[SHORT PROBLEM]:
Extract the text of every entry below exactly; leave images out.

[LISTING]:
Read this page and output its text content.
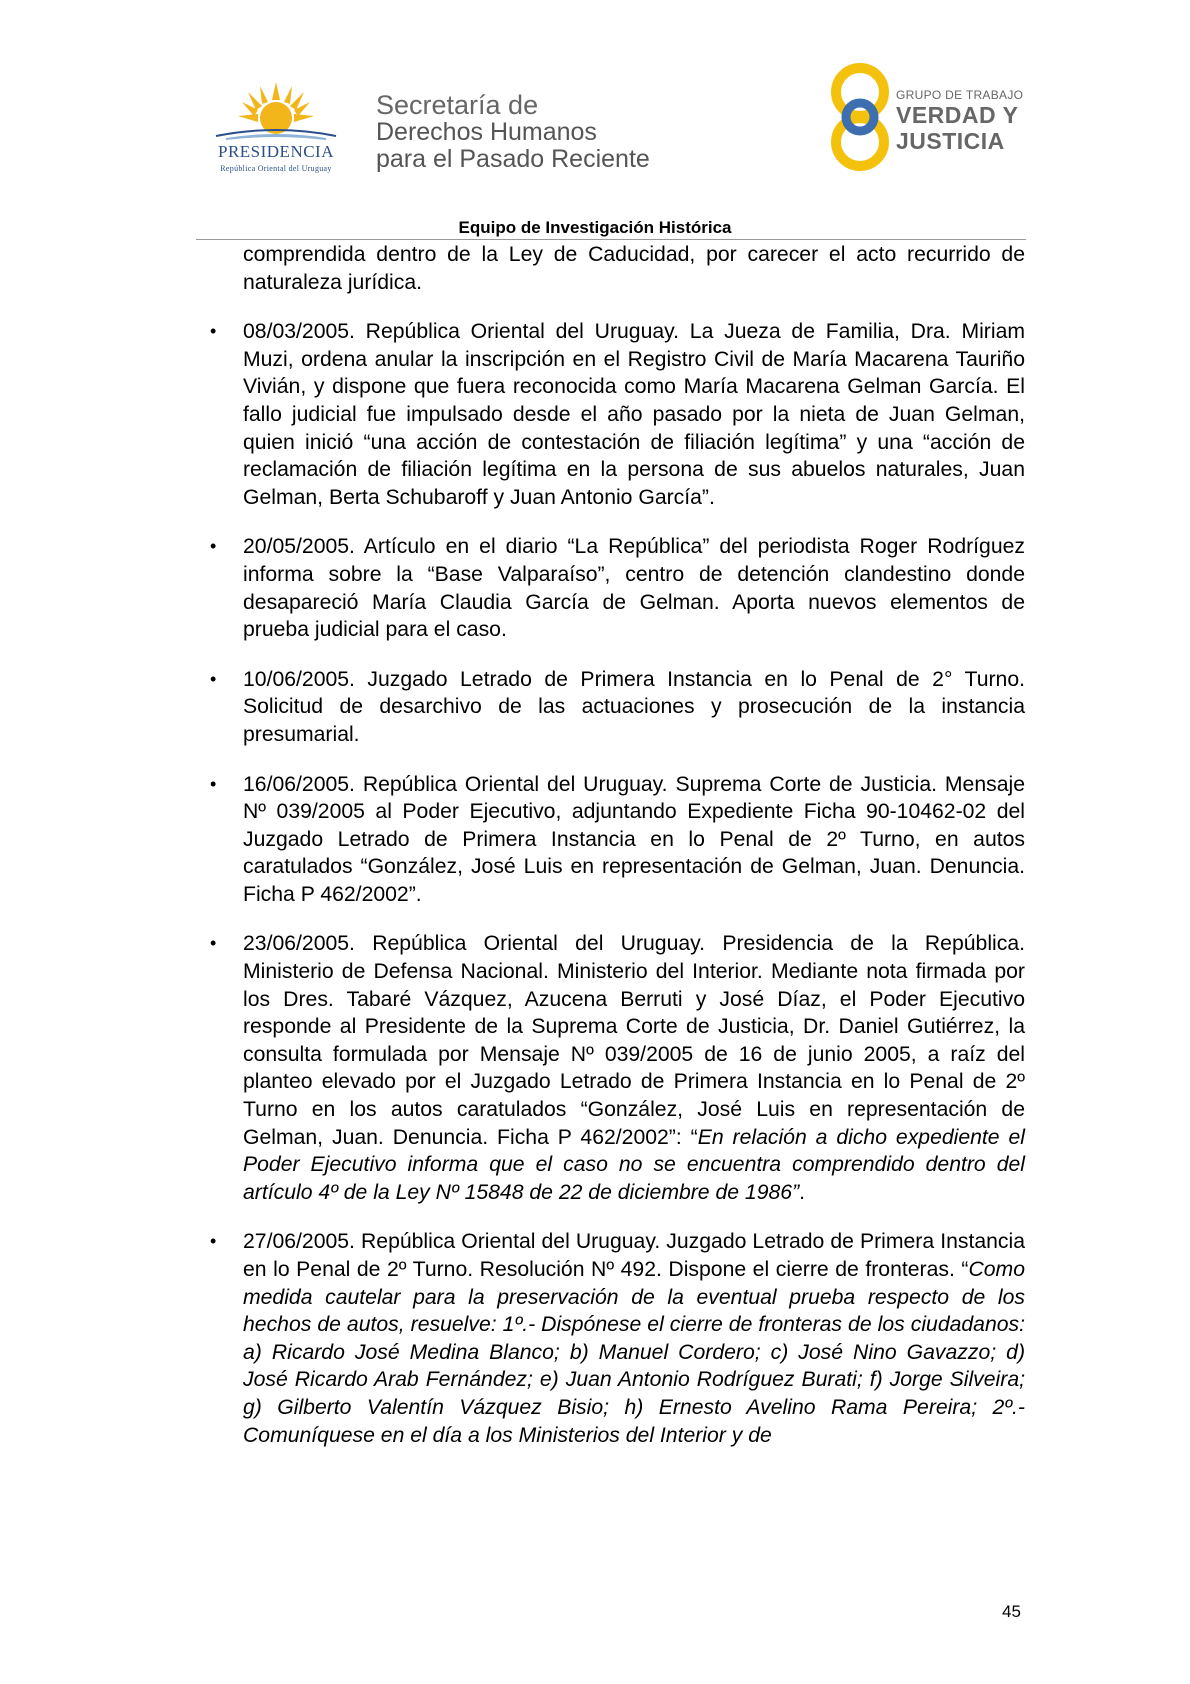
PRESIDENCIA
República Oriental del Uruguay
Secretaría de
Derechos Humanos
para el Pasado Reciente
GRUPO DE TRABAJO
VERDAD Y
JUSTICIA
Equipo de Investigación Histórica

comprendida dentro de la Ley de Caducidad, por carecer el acto recurrido de naturaleza jurídica.

• 08/03/2005. República Oriental del Uruguay. La Jueza de Familia, Dra. Miriam Muzi, ordena anular la inscripción en el Registro Civil de María Macarena Tauriño Vivián, y dispone que fuera reconocida como María Macarena Gelman García. El fallo judicial fue impulsado desde el año pasado por la nieta de Juan Gelman, quien inició “una acción de contestación de filiación legítima” y una “acción de reclamación de filiación legítima en la persona de sus abuelos naturales, Juan Gelman, Berta Schubaroff y Juan Antonio García”.
• 20/05/2005. Artículo en el diario “La República” del periodista Roger Rodríguez informa sobre la “Base Valparaíso”, centro de detención clandestino donde desapareció María Claudia García de Gelman. Aporta nuevos elementos de prueba judicial para el caso.
• 10/06/2005. Juzgado Letrado de Primera Instancia en lo Penal de 2° Turno. Solicitud de desarchivo de las actuaciones y prosecución de la instancia presumarial.
• 16/06/2005. República Oriental del Uruguay. Suprema Corte de Justicia. Mensaje Nº 039/2005 al Poder Ejecutivo, adjuntando Expediente Ficha 90-10462-02 del Juzgado Letrado de Primera Instancia en lo Penal de 2º Turno, en autos caratulados “González, José Luis en representación de Gelman, Juan. Denuncia. Ficha P 462/2002”.
• 23/06/2005. República Oriental del Uruguay. Presidencia de la República. Ministerio de Defensa Nacional. Ministerio del Interior. Mediante nota firmada por los Dres. Tabaré Vázquez, Azucena Berruti y José Díaz, el Poder Ejecutivo responde al Presidente de la Suprema Corte de Justicia, Dr. Daniel Gutiérrez, la consulta formulada por Mensaje Nº 039/2005 de 16 de junio 2005, a raíz del planteo elevado por el Juzgado Letrado de Primera Instancia en lo Penal de 2º Turno en los autos caratulados “González, José Luis en representación de Gelman, Juan. Denuncia. Ficha P 462/2002”: “En relación a dicho expediente el Poder Ejecutivo informa que el caso no se encuentra comprendido dentro del artículo 4º de la Ley Nº 15848 de 22 de diciembre de 1986”.
• 27/06/2005. República Oriental del Uruguay. Juzgado Letrado de Primera Instancia en lo Penal de 2º Turno. Resolución Nº 492. Dispone el cierre de fronteras. “Como medida cautelar para la preservación de la eventual prueba respecto de los hechos de autos, resuelve: 1º.- Dispónese el cierre de fronteras de los ciudadanos: a) Ricardo José Medina Blanco; b) Manuel Cordero; c) José Nino Gavazzo; d) José Ricardo Arab Fernández; e) Juan Antonio Rodríguez Burati; f) Jorge Silveira; g) Gilberto Valentín Vázquez Bisio; h) Ernesto Avelino Rama Pereira; 2º.- Comuníquese en el día a los Ministerios del Interior y de
45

[OUTPUT OF THE TASK]:
Read this page and output its text content.
PRESIDENCIA
República Oriental del Uruguay
Secretaría de
Derechos Humanos
para el Pasado Reciente
GRUPO DE TRABAJO
VERDAD Y
JUSTICIA
Equipo de Investigación Histórica

comprendida dentro de la Ley de Caducidad, por carecer el acto recurrido de naturaleza jurídica.

• 08/03/2005. República Oriental del Uruguay. La Jueza de Familia, Dra. Miriam Muzi, ordena anular la inscripción en el Registro Civil de María Macarena Tauriño Vivián, y dispone que fuera reconocida como María Macarena Gelman García. El fallo judicial fue impulsado desde el año pasado por la nieta de Juan Gelman, quien inició “una acción de contestación de filiación legítima” y una “acción de reclamación de filiación legítima en la persona de sus abuelos naturales, Juan Gelman, Berta Schubaroff y Juan Antonio García”.
• 20/05/2005. Artículo en el diario “La República” del periodista Roger Rodríguez informa sobre la “Base Valparaíso”, centro de detención clandestino donde desapareció María Claudia García de Gelman. Aporta nuevos elementos de prueba judicial para el caso.
• 10/06/2005. Juzgado Letrado de Primera Instancia en lo Penal de 2° Turno. Solicitud de desarchivo de las actuaciones y prosecución de la instancia presumarial.
• 16/06/2005. República Oriental del Uruguay. Suprema Corte de Justicia. Mensaje Nº 039/2005 al Poder Ejecutivo, adjuntando Expediente Ficha 90-10462-02 del Juzgado Letrado de Primera Instancia en lo Penal de 2º Turno, en autos caratulados “González, José Luis en representación de Gelman, Juan. Denuncia. Ficha P 462/2002”.
• 23/06/2005. República Oriental del Uruguay. Presidencia de la República. Ministerio de Defensa Nacional. Ministerio del Interior. Mediante nota firmada por los Dres. Tabaré Vázquez, Azucena Berruti y José Díaz, el Poder Ejecutivo responde al Presidente de la Suprema Corte de Justicia, Dr. Daniel Gutiérrez, la consulta formulada por Mensaje Nº 039/2005 de 16 de junio 2005, a raíz del planteo elevado por el Juzgado Letrado de Primera Instancia en lo Penal de 2º Turno en los autos caratulados “González, José Luis en representación de Gelman, Juan. Denuncia. Ficha P 462/2002”: “En relación a dicho expediente el Poder Ejecutivo informa que el caso no se encuentra comprendido dentro del artículo 4º de la Ley Nº 15848 de 22 de diciembre de 1986”.
• 27/06/2005. República Oriental del Uruguay. Juzgado Letrado de Primera Instancia en lo Penal de 2º Turno. Resolución Nº 492. Dispone el cierre de fronteras. “Como medida cautelar para la preservación de la eventual prueba respecto de los hechos de autos, resuelve: 1º.- Dispónese el cierre de fronteras de los ciudadanos: a) Ricardo José Medina Blanco; b) Manuel Cordero; c) José Nino Gavazzo; d) José Ricardo Arab Fernández; e) Juan Antonio Rodríguez Burati; f) Jorge Silveira; g) Gilberto Valentín Vázquez Bisio; h) Ernesto Avelino Rama Pereira; 2º.- Comuníquese en el día a los Ministerios del Interior y de
45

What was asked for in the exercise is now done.